▶ **DATASET CONTENT**:
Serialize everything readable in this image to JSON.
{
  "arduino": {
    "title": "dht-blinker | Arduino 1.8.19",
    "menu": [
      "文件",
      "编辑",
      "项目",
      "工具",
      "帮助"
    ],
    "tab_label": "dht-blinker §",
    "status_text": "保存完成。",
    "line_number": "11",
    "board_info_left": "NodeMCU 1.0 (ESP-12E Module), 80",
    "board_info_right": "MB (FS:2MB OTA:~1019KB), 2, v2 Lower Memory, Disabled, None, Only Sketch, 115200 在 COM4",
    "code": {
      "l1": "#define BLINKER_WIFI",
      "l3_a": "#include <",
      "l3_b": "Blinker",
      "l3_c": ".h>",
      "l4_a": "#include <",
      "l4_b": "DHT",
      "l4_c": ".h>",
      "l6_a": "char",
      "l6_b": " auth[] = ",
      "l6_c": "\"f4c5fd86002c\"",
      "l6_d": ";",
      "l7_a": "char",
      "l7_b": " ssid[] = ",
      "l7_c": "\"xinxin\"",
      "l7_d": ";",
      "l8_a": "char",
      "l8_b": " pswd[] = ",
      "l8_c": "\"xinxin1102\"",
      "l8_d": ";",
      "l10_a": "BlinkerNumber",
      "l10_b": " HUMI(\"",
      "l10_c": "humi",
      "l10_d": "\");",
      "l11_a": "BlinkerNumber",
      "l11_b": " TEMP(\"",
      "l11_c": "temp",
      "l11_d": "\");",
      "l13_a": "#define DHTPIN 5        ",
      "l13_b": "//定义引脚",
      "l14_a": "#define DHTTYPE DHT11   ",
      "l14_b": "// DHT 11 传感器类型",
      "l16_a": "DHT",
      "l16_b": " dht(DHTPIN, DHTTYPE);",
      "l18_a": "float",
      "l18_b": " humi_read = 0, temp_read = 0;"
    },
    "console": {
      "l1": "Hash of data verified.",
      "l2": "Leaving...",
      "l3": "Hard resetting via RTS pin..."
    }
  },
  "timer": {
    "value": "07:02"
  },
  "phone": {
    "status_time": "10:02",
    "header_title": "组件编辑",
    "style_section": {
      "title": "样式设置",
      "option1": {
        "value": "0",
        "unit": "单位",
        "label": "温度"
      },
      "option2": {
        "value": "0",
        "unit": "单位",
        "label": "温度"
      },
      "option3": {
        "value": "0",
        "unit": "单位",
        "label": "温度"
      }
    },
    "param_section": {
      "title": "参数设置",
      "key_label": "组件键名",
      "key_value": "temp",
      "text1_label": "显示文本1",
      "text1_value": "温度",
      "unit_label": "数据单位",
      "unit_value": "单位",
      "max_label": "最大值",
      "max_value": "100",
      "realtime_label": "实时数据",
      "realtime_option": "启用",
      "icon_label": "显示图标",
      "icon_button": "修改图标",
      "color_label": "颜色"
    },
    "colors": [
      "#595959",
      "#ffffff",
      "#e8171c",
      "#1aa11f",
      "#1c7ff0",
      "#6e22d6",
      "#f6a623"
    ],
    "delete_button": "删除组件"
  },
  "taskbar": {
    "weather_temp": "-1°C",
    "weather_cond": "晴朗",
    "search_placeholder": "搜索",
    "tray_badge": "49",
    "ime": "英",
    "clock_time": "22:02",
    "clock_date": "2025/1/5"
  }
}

▶ **INSTRUCTION**:
Copy out the data shown above without altering anything.

▶ **OUTPUT OF THE EXERCISE**:
Serialize everything readable in this image to JSON.
{
  "arduino": {
    "title": "dht-blinker | Arduino 1.8.19",
    "menu": [
      "文件",
      "编辑",
      "项目",
      "工具",
      "帮助"
    ],
    "tab_label": "dht-blinker §",
    "status_text": "保存完成。",
    "line_number": "11",
    "board_info_left": "NodeMCU 1.0 (ESP-12E Module), 80",
    "board_info_right": "MB (FS:2MB OTA:~1019KB), 2, v2 Lower Memory, Disabled, None, Only Sketch, 115200 在 COM4",
    "code": {
      "l1": "#define BLINKER_WIFI",
      "l3_a": "#include <",
      "l3_b": "Blinker",
      "l3_c": ".h>",
      "l4_a": "#include <",
      "l4_b": "DHT",
      "l4_c": ".h>",
      "l6_a": "char",
      "l6_b": " auth[] = ",
      "l6_c": "\"f4c5fd86002c\"",
      "l6_d": ";",
      "l7_a": "char",
      "l7_b": " ssid[] = ",
      "l7_c": "\"xinxin\"",
      "l7_d": ";",
      "l8_a": "char",
      "l8_b": " pswd[] = ",
      "l8_c": "\"xinxin1102\"",
      "l8_d": ";",
      "l10_a": "BlinkerNumber",
      "l10_b": " HUMI(\"",
      "l10_c": "humi",
      "l10_d": "\");",
      "l11_a": "BlinkerNumber",
      "l11_b": " TEMP(\"",
      "l11_c": "temp",
      "l11_d": "\");",
      "l13_a": "#define DHTPIN 5        ",
      "l13_b": "//定义引脚",
      "l14_a": "#define DHTTYPE DHT11   ",
      "l14_b": "// DHT 11 传感器类型",
      "l16_a": "DHT",
      "l16_b": " dht(DHTPIN, DHTTYPE);",
      "l18_a": "float",
      "l18_b": " humi_read = 0, temp_read = 0;"
    },
    "console": {
      "l1": "Hash of data verified.",
      "l2": "Leaving...",
      "l3": "Hard resetting via RTS pin..."
    }
  },
  "timer": {
    "value": "07:02"
  },
  "phone": {
    "status_time": "10:02",
    "header_title": "组件编辑",
    "style_section": {
      "title": "样式设置",
      "option1": {
        "value": "0",
        "unit": "单位",
        "label": "温度"
      },
      "option2": {
        "value": "0",
        "unit": "单位",
        "label": "温度"
      },
      "option3": {
        "value": "0",
        "unit": "单位",
        "label": "温度"
      }
    },
    "param_section": {
      "title": "参数设置",
      "key_label": "组件键名",
      "key_value": "temp",
      "text1_label": "显示文本1",
      "text1_value": "温度",
      "unit_label": "数据单位",
      "unit_value": "单位",
      "max_label": "最大值",
      "max_value": "100",
      "realtime_label": "实时数据",
      "realtime_option": "启用",
      "icon_label": "显示图标",
      "icon_button": "修改图标",
      "color_label": "颜色"
    },
    "colors": [
      "#595959",
      "#ffffff",
      "#e8171c",
      "#1aa11f",
      "#1c7ff0",
      "#6e22d6",
      "#f6a623"
    ],
    "delete_button": "删除组件"
  },
  "taskbar": {
    "weather_temp": "-1°C",
    "weather_cond": "晴朗",
    "search_placeholder": "搜索",
    "tray_badge": "49",
    "ime": "英",
    "clock_time": "22:02",
    "clock_date": "2025/1/5"
  }
}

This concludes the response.